→ GIVEN PROBLEM
Return every line of the material exactly.

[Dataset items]
>> BEGIN
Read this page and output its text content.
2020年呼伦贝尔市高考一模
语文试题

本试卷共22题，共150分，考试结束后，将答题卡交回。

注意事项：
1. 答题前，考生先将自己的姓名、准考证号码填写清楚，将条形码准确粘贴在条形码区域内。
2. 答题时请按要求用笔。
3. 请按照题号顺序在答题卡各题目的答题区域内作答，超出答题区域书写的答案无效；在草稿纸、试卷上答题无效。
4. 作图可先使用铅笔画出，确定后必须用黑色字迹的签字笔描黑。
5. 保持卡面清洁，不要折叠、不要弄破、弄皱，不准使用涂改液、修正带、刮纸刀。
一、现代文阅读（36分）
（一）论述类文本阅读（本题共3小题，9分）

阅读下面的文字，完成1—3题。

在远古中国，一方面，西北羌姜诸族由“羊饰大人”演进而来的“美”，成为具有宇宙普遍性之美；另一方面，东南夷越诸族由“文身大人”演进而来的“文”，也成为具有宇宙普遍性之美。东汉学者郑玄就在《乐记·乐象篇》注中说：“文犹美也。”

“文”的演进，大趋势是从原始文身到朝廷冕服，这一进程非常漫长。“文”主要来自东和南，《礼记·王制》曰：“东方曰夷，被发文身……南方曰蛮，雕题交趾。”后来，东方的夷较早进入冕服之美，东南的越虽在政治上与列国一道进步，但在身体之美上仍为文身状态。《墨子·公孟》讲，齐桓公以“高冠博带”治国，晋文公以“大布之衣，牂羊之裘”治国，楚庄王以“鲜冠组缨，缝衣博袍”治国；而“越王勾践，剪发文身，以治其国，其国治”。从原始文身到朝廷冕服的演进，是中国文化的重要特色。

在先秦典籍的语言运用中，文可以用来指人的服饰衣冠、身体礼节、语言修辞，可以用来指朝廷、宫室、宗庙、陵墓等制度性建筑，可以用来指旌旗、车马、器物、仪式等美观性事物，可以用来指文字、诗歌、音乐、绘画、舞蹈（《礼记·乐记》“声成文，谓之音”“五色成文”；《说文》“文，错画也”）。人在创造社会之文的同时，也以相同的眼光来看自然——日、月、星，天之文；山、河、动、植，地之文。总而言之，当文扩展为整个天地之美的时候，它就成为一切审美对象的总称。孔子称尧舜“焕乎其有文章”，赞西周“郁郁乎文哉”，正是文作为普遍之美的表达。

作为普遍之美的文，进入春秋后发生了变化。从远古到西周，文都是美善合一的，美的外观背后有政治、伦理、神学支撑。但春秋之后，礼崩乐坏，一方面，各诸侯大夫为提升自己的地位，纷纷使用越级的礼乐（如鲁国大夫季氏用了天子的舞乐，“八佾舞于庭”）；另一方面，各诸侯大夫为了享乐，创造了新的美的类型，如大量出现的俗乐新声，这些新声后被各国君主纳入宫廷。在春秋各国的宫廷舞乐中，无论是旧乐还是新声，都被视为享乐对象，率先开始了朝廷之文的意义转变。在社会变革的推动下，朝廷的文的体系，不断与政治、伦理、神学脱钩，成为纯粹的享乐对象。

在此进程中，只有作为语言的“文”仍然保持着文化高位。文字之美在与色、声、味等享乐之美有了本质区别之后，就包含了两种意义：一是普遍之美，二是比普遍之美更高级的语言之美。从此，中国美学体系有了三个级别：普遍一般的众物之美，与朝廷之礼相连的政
>> END
→ WRITTEN RESPONSE
Read this page and output its text content.
2020年呼伦贝尔市高考一模
语文试题

本试卷共22题，共150分，考试结束后，将答题卡交回。

注意事项：
1. 答题前，考生先将自己的姓名、准考证号码填写清楚，将条形码准确粘贴在条形码区域内。
2. 答题时请按要求用笔。
3. 请按照题号顺序在答题卡各题目的答题区域内作答，超出答题区域书写的答案无效；在草稿纸、试卷上答题无效。
4. 作图可先使用铅笔画出，确定后必须用黑色字迹的签字笔描黑。
5. 保持卡面清洁，不要折叠、不要弄破、弄皱，不准使用涂改液、修正带、刮纸刀。
一、现代文阅读（36分）
（一）论述类文本阅读（本题共3小题，9分）

阅读下面的文字，完成1—3题。

在远古中国，一方面，西北羌姜诸族由“羊饰大人”演进而来的“美”，成为具有宇宙普遍性之美；另一方面，东南夷越诸族由“文身大人”演进而来的“文”，也成为具有宇宙普遍性之美。东汉学者郑玄就在《乐记·乐象篇》注中说：“文犹美也。”

“文”的演进，大趋势是从原始文身到朝廷冕服，这一进程非常漫长。“文”主要来自东和南，《礼记·王制》曰：“东方曰夷，被发文身……南方曰蛮，雕题交趾。”后来，东方的夷较早进入冕服之美，东南的越虽在政治上与列国一道进步，但在身体之美上仍为文身状态。《墨子·公孟》讲，齐桓公以“高冠博带”治国，晋文公以“大布之衣，牂羊之裘”治国，楚庄王以“鲜冠组缨，缝衣博袍”治国；而“越王勾践，剪发文身，以治其国，其国治”。从原始文身到朝廷冕服的演进，是中国文化的重要特色。

在先秦典籍的语言运用中，文可以用来指人的服饰衣冠、身体礼节、语言修辞，可以用来指朝廷、宫室、宗庙、陵墓等制度性建筑，可以用来指旌旗、车马、器物、仪式等美观性事物，可以用来指文字、诗歌、音乐、绘画、舞蹈（《礼记·乐记》“声成文，谓之音”“五色成文”；《说文》“文，错画也”）。人在创造社会之文的同时，也以相同的眼光来看自然——日、月、星，天之文；山、河、动、植，地之文。总而言之，当文扩展为整个天地之美的时候，它就成为一切审美对象的总称。孔子称尧舜“焕乎其有文章”，赞西周“郁郁乎文哉”，正是文作为普遍之美的表达。

作为普遍之美的文，进入春秋后发生了变化。从远古到西周，文都是美善合一的，美的外观背后有政治、伦理、神学支撑。但春秋之后，礼崩乐坏，一方面，各诸侯大夫为提升自己的地位，纷纷使用越级的礼乐（如鲁国大夫季氏用了天子的舞乐，“八佾舞于庭”）；另一方面，各诸侯大夫为了享乐，创造了新的美的类型，如大量出现的俗乐新声，这些新声后被各国君主纳入宫廷。在春秋各国的宫廷舞乐中，无论是旧乐还是新声，都被视为享乐对象，率先开始了朝廷之文的意义转变。在社会变革的推动下，朝廷的文的体系，不断与政治、伦理、神学脱钩，成为纯粹的享乐对象。

在此进程中，只有作为语言的“文”仍然保持着文化高位。文字之美在与色、声、味等享乐之美有了本质区别之后，就包含了两种意义：一是普遍之美，二是比普遍之美更高级的语言之美。从此，中国美学体系有了三个级别：普遍一般的众物之美，与朝廷之礼相连的政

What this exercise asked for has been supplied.